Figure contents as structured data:
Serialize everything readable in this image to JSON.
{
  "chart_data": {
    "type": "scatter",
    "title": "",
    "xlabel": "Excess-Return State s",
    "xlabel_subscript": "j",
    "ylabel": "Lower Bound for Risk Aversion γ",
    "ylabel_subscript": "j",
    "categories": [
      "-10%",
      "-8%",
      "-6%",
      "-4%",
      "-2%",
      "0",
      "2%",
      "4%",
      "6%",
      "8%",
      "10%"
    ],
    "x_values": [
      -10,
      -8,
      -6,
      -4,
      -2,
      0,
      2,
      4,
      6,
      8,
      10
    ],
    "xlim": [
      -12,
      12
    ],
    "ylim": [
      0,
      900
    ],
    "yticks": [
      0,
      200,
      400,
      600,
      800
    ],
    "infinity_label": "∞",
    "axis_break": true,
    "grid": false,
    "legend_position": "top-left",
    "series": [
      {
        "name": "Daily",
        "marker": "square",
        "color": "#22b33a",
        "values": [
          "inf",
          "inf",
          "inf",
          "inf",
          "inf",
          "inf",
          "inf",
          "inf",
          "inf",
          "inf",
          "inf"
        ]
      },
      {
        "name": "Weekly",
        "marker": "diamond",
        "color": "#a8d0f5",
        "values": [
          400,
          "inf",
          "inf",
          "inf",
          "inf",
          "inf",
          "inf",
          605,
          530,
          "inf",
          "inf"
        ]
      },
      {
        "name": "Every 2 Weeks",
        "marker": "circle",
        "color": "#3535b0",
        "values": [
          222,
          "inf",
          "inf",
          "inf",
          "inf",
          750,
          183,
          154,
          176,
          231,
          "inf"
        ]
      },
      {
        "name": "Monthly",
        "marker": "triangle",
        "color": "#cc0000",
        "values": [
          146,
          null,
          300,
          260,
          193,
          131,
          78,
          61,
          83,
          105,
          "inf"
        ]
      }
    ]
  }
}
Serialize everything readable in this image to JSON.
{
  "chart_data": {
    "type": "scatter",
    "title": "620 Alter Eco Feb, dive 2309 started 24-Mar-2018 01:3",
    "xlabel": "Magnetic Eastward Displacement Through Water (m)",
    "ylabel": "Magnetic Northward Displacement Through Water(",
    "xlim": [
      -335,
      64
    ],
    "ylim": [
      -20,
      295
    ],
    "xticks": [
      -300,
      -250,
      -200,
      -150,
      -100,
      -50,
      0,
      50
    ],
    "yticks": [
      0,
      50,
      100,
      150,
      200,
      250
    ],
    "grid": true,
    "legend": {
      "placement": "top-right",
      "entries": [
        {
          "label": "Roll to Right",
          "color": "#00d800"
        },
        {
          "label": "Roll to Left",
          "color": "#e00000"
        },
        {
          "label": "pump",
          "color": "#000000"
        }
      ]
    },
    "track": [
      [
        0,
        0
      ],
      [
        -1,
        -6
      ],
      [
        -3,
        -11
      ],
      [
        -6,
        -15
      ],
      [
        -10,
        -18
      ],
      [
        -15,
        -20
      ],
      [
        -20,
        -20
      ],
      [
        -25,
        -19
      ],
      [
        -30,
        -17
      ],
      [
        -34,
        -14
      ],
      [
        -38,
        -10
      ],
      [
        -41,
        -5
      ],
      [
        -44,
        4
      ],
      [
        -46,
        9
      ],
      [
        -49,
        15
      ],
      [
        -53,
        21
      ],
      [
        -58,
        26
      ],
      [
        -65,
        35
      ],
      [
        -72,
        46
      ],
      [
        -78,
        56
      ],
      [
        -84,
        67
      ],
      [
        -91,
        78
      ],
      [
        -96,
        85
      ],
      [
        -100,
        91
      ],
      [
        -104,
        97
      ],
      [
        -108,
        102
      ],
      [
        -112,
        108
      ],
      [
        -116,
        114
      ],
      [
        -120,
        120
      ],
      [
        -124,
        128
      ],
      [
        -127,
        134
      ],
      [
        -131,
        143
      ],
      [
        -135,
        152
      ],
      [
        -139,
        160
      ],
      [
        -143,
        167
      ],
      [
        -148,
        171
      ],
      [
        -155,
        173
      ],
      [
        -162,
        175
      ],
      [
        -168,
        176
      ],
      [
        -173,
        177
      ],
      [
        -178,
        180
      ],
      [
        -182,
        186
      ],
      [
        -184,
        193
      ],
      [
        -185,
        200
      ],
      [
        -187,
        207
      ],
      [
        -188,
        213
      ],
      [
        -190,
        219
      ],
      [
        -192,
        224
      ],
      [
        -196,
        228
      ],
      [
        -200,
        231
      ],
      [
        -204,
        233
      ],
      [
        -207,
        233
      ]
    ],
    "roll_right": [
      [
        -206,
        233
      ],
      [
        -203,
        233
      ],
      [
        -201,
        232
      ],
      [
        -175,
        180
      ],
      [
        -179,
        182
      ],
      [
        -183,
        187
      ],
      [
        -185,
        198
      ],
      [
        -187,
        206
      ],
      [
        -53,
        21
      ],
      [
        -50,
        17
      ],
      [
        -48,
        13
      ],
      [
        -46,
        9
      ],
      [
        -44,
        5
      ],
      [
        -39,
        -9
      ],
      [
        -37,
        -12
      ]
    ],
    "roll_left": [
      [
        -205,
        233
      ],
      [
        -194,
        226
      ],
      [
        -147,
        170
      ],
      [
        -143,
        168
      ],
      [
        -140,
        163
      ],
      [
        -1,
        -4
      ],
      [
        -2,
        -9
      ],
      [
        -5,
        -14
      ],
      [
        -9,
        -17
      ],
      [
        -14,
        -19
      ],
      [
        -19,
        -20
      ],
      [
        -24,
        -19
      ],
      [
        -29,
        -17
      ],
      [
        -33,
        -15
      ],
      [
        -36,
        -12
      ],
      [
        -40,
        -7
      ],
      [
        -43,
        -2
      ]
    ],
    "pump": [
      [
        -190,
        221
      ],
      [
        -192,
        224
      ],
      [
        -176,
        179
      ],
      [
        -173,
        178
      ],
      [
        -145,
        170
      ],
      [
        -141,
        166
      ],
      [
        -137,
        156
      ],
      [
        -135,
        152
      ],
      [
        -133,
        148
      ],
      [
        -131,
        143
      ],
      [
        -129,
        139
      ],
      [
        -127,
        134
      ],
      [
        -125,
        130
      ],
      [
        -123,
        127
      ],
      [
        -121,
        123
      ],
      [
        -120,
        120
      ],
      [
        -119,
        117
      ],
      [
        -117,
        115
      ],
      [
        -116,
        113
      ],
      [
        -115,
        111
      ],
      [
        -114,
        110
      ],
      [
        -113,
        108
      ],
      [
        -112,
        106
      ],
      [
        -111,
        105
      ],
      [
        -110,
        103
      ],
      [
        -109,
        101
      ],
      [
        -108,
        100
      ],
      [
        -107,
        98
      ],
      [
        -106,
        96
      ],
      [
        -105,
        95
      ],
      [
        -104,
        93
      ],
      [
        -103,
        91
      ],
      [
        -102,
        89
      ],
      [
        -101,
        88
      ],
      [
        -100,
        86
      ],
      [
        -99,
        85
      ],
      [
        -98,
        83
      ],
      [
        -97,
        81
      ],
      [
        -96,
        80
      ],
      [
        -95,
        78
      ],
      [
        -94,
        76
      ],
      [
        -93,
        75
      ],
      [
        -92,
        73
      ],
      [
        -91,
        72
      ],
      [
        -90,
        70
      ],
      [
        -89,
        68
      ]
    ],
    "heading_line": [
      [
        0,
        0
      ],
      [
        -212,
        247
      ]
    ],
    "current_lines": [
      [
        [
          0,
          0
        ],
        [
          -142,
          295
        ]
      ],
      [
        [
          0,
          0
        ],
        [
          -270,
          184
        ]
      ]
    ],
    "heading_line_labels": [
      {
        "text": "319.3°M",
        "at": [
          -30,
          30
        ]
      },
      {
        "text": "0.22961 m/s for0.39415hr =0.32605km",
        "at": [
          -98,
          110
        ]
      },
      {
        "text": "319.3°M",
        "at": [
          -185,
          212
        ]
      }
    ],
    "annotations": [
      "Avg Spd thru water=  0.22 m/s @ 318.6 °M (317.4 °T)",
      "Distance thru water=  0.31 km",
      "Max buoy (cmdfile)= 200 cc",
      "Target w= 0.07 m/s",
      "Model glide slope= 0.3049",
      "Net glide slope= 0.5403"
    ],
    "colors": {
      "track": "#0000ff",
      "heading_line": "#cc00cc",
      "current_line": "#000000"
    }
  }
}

= Your objective =
Show the lines of the records that include the string "slope".

= Completed task =
      "Model glide slope= 0.3049",
      "Net glide slope= 0.5403"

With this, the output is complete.